Part of a data file:

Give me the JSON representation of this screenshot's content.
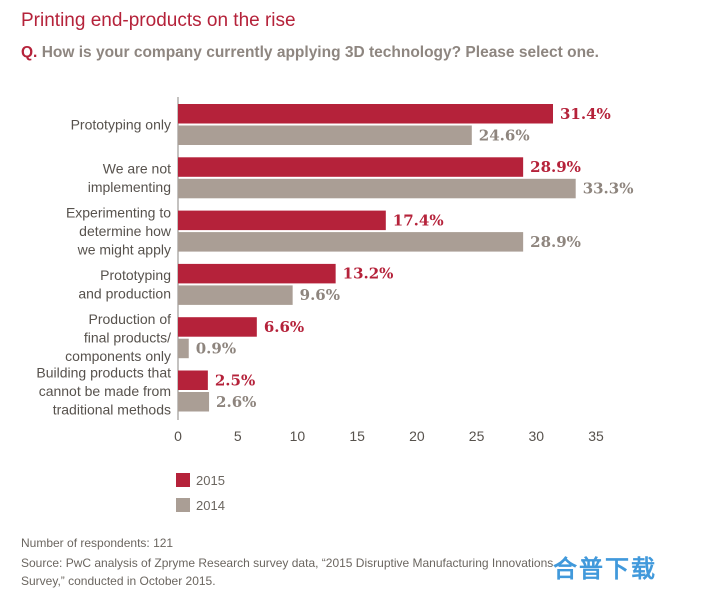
{
  "title": "Printing end-products on the rise",
  "subtitle": {
    "prefix": "Q.",
    "text": "How is your company currently applying 3D technology? Please select one."
  },
  "chart_data": {
    "type": "bar",
    "orientation": "horizontal",
    "categories": [
      [
        "Prototyping only"
      ],
      [
        "We are not",
        "implementing"
      ],
      [
        "Experimenting to",
        "determine how",
        "we might apply"
      ],
      [
        "Prototyping",
        "and production"
      ],
      [
        "Production of",
        "final products/",
        "components only"
      ],
      [
        "Building products that",
        "cannot be made from",
        "traditional methods"
      ]
    ],
    "series": [
      {
        "name": "2015",
        "values": [
          31.4,
          28.9,
          17.4,
          13.2,
          6.6,
          2.5
        ],
        "labels": [
          "31.4%",
          "28.9%",
          "17.4%",
          "13.2%",
          "6.6%",
          "2.5%"
        ]
      },
      {
        "name": "2014",
        "values": [
          24.6,
          33.3,
          28.9,
          9.6,
          0.9,
          2.6
        ],
        "labels": [
          "24.6%",
          "33.3%",
          "28.9%",
          "9.6%",
          "0.9%",
          "2.6%"
        ]
      }
    ],
    "xlim": [
      0,
      35
    ],
    "xticks": [
      "0",
      "5",
      "10",
      "15",
      "20",
      "25",
      "30",
      "35"
    ],
    "grid": false,
    "legend": "bottom-left",
    "colors": {
      "2015": "#b5223a",
      "2014": "#aa9e95"
    }
  },
  "footer": {
    "respondents": "Number of respondents: 121",
    "source_line1": "Source: PwC analysis of Zpryme Research survey data, “2015 Disruptive Manufacturing Innovations",
    "source_line2": "Survey,” conducted in October 2015."
  },
  "watermark": "合普下载"
}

- [Aim of the exercise]
Copy the material above in full and exactly, skipping pictures.

- [Result of this exercise]
Give me the JSON representation of this screenshot's content.
{
  "title": "Printing end-products on the rise",
  "subtitle": {
    "prefix": "Q.",
    "text": "How is your company currently applying 3D technology? Please select one."
  },
  "chart_data": {
    "type": "bar",
    "orientation": "horizontal",
    "categories": [
      [
        "Prototyping only"
      ],
      [
        "We are not",
        "implementing"
      ],
      [
        "Experimenting to",
        "determine how",
        "we might apply"
      ],
      [
        "Prototyping",
        "and production"
      ],
      [
        "Production of",
        "final products/",
        "components only"
      ],
      [
        "Building products that",
        "cannot be made from",
        "traditional methods"
      ]
    ],
    "series": [
      {
        "name": "2015",
        "values": [
          31.4,
          28.9,
          17.4,
          13.2,
          6.6,
          2.5
        ],
        "labels": [
          "31.4%",
          "28.9%",
          "17.4%",
          "13.2%",
          "6.6%",
          "2.5%"
        ]
      },
      {
        "name": "2014",
        "values": [
          24.6,
          33.3,
          28.9,
          9.6,
          0.9,
          2.6
        ],
        "labels": [
          "24.6%",
          "33.3%",
          "28.9%",
          "9.6%",
          "0.9%",
          "2.6%"
        ]
      }
    ],
    "xlim": [
      0,
      35
    ],
    "xticks": [
      "0",
      "5",
      "10",
      "15",
      "20",
      "25",
      "30",
      "35"
    ],
    "grid": false,
    "legend": "bottom-left",
    "colors": {
      "2015": "#b5223a",
      "2014": "#aa9e95"
    }
  },
  "footer": {
    "respondents": "Number of respondents: 121",
    "source_line1": "Source: PwC analysis of Zpryme Research survey data, “2015 Disruptive Manufacturing Innovations",
    "source_line2": "Survey,” conducted in October 2015."
  },
  "watermark": "合普下载"
}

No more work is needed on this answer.